◆ **Goal**: Reproduce each line exactly.
((
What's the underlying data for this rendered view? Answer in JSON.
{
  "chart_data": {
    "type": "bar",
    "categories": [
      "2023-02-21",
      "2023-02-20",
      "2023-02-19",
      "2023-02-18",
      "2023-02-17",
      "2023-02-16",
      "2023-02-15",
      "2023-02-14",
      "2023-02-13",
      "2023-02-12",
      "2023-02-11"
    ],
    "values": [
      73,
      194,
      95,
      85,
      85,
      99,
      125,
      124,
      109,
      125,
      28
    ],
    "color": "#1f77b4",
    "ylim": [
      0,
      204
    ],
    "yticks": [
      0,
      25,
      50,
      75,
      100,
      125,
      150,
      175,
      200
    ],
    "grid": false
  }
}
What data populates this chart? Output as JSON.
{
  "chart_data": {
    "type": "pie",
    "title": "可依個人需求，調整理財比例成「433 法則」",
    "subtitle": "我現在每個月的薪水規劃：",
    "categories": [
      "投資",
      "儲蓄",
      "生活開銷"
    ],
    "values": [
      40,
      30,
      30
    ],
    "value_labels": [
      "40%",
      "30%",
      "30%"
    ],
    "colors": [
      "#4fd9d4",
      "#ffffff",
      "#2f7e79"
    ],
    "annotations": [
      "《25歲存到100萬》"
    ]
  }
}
))
◆ **The result**:
What's the underlying data for this rendered view? Answer in JSON.
{
  "chart_data": {
    "type": "bar",
    "categories": [
      "2023-02-21",
      "2023-02-20",
      "2023-02-19",
      "2023-02-18",
      "2023-02-17",
      "2023-02-16",
      "2023-02-15",
      "2023-02-14",
      "2023-02-13",
      "2023-02-12",
      "2023-02-11"
    ],
    "values": [
      73,
      194,
      95,
      85,
      85,
      99,
      125,
      124,
      109,
      125,
      28
    ],
    "color": "#1f77b4",
    "ylim": [
      0,
      204
    ],
    "yticks": [
      0,
      25,
      50,
      75,
      100,
      125,
      150,
      175,
      200
    ],
    "grid": false
  }
}
What data populates this chart? Output as JSON.
{
  "chart_data": {
    "type": "pie",
    "title": "可依個人需求，調整理財比例成「433 法則」",
    "subtitle": "我現在每個月的薪水規劃：",
    "categories": [
      "投資",
      "儲蓄",
      "生活開銷"
    ],
    "values": [
      40,
      30,
      30
    ],
    "value_labels": [
      "40%",
      "30%",
      "30%"
    ],
    "colors": [
      "#4fd9d4",
      "#ffffff",
      "#2f7e79"
    ],
    "annotations": [
      "《25歲存到100萬》"
    ]
  }
}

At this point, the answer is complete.